Draft Personal Information Protection Law
The new guidelines is the latest in a series of measures recently taken by China to clampdown on the tech industry.
In October 2020, China unveiled its first draft of the Personal Information Protection Law (PIPL), which, if passed, will become the country’s first set of laws regulating the collection and processing of personal information. PIPL was released for public comments on October 21, and the consultation window closed on November 19.
While currently, China’s Cybersecurity Law (CSL) governs the protection of personal information, it does not specifically address personal data protection. PIPL will be a more comprehensive law that covers more aspects of personal information protection and specifies rules for processing “personal information” and “sensitive personal information,” the rights of individual data subjects, data protection principles, and penalties for breaches, among others.
Legal experts have welcomed the draft, with Wang Zhicheng, associate professor of finance at the Guanghua School of Management at Peking University stating that the past two decades have been a “wild era” for China’s Internet.
While PIPL has proposed an increase in penalties of up to 50 million yuan (USD $7.6 million) or 5% of annual revenue for companies responsible for data breaches, it has not detailed what companies should do to be compliant. The draft is in line with Europe’s General Data Protection Regulation (GDPR) which was the first to introduce the concept that each person should have ownership of their own data.
PIPL, together with China’s existing Cybersecurity Law and draft Data Security Law is expected to control how platforms collect and use consumers’ personal information and curb tech behemoths’ control over personal data.
Last month, China drafted new anti-monopoly rules for tech firms, which came on the heels of Alibaba spin-off Ant Group’s $35 billion IPO being suspended over regulatory concerns.
The regulations (“Guidelines for Antitrust in the Field of Platform Economy”) issued by China’s bureau for regulating monopolies, the State Administration for Market Regulation (SAMR), were seemingly aimed at tech giants like Alibaba Group Holding Ltd. and Tencent Holdings Ltd. SAMR stated that the guidelines were meant to protect fair competition in the market and safeguarding consumers’ interest.

[Required work]
A. In the article on China's draft Personal Information Protection Law, rewrite the passage between "While PIPL has" and "over personal data.", inclusive, changing "companies" to "firms".
B. Condense the paragraph of the article on China's draft Personal Information Protection Law that opens with "While currently, China's Cybersecurity Law" into a bulleted list that keeps its main facts.
C. Proceed with the article on China's draft Personal Information Protection Law, picking up after its final sentence.
The entries that follow have no connection to the article on China's draft Personal Information Protection Law.

[Entries shown]
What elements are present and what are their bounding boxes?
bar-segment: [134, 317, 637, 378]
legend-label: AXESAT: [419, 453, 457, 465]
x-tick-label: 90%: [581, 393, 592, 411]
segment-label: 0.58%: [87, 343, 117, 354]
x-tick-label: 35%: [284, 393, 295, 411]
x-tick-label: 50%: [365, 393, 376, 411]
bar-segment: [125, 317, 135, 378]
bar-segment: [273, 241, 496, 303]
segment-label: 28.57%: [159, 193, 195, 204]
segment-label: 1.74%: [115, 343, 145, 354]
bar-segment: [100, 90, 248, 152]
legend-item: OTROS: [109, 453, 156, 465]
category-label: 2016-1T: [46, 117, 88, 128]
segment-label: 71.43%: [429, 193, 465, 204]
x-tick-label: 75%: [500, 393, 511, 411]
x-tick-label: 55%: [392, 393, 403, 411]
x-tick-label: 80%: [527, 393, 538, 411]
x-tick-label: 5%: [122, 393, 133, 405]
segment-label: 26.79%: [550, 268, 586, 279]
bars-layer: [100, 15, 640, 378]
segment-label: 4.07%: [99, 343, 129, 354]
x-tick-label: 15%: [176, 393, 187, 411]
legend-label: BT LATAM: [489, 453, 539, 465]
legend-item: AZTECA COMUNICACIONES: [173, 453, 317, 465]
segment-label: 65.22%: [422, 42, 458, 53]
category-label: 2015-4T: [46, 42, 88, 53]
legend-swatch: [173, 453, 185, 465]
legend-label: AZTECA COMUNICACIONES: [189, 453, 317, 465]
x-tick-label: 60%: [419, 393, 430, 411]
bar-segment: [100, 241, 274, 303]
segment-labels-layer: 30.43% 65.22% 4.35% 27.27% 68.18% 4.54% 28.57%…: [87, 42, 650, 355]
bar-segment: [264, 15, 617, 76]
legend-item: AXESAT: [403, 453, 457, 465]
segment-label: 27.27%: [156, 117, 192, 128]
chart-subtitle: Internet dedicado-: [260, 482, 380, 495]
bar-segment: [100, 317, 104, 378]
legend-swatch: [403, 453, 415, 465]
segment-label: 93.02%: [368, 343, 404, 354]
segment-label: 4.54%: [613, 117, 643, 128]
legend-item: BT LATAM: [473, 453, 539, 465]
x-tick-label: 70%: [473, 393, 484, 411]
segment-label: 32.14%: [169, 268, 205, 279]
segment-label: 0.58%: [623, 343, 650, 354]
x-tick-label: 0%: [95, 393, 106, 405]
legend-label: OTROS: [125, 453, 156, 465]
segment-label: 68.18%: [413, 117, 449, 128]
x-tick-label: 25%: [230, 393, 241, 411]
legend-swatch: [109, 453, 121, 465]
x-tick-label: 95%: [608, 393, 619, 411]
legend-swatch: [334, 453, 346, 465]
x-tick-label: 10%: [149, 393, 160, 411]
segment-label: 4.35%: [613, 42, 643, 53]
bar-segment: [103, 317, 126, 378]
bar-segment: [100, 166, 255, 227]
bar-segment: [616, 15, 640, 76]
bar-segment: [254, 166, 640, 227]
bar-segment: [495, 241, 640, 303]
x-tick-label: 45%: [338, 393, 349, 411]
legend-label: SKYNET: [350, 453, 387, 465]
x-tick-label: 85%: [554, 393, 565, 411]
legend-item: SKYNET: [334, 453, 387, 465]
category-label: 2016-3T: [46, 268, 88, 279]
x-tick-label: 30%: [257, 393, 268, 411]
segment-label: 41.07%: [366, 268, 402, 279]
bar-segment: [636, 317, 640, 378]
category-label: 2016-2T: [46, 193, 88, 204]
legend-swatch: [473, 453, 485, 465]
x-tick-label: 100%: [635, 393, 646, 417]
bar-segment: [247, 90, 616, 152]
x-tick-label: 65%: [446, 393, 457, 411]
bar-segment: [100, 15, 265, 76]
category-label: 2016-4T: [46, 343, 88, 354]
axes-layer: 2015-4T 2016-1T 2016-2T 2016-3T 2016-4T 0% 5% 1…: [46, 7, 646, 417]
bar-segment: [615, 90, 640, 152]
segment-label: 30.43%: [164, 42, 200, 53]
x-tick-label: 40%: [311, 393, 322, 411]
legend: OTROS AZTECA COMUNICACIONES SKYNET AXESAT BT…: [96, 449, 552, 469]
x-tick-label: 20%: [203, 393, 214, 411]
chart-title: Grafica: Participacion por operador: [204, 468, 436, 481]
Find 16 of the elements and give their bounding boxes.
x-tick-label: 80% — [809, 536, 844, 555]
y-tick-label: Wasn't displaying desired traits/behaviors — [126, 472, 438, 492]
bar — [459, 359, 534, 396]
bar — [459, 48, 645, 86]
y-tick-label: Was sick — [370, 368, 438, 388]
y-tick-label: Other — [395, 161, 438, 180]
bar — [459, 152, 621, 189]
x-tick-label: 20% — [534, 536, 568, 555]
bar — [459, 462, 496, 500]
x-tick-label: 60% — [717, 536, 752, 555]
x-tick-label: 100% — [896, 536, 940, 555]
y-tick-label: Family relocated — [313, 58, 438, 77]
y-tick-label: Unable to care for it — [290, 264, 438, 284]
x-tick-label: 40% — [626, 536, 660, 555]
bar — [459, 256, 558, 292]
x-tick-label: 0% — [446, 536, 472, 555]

[Exercise results]
A.
While PIPL has proposed an increase in penalties of up to 50 million yuan (USD $7.6 million) or 5% of annual revenue for firms responsible for data breaches, it has not detailed what firms should do to be compliant. The draft is in line with Europe’s General Data Protection Regulation (GDPR) which was the first to introduce the concept that each person should have ownership of their own data.
PIPL, together with China’s existing Cybersecurity Law and draft Data Security Law is expected to control how platforms collect and use consumers’ personal information and curb tech behemoths’ control over personal data.

B.
- China's Cybersecurity Law (CSL) currently governs personal information protection but does not specifically address personal data protection.
- PIPL will be a more comprehensive law that covers more aspects of personal information protection.
- It specifies rules for processing "personal information" and "sensitive personal information."
- It also covers the rights of individual data subjects, data protection principles, and penalties for breaches, among other areas.

C.
While many apps from major Chinese Internet companies already take permission from users for data collection, several also gather data that is considered irrelevant to their service, with “super apps” being of particular concern.
A super app, such as TikTok, Tencent Holdings’ WeChat chat app, and Alibaba’s Alipay app are huge Internet platforms that provide a wide range of services. According to analyst Fu Xiaoyan, “the goal of the Antitrust Guidelines is not to prevent the birth of “super apps”, but to regulate their behavior.”
Within days of the guidelines, Chinese tech shares plummeted, with biggest tech giants losing $280 billion of their market value. According to Morgan Stanley analysts, the potential implementation of the antitrust regulations has “negative implications for major Internet companies with dominant positions across segments.”
As per the “Statistical Report on China’s Internet Development Status,” there are 940 million Internet users in China, as of June 2020. There is 67% internet penetration in the country and 409 million people use online food delivery, 381 million use online education, 340 million use online car-hailing, and 276 million use online medical services; all leading to a swell in data growth in the country.
As China continues to digitize its economy, privacy infringements and information breaches have become significant issues in the country. Last year, the China Cybersecurity Centre penalized 100 apps from various industries for incorrect collection of personal data, lack of privacy agreements, or ambiguous rules. Early last year, China’s National Computer Network Emergency Response Technical Team (CN-CERT) also said that the illegal use of personal data had become “a prominent issue.”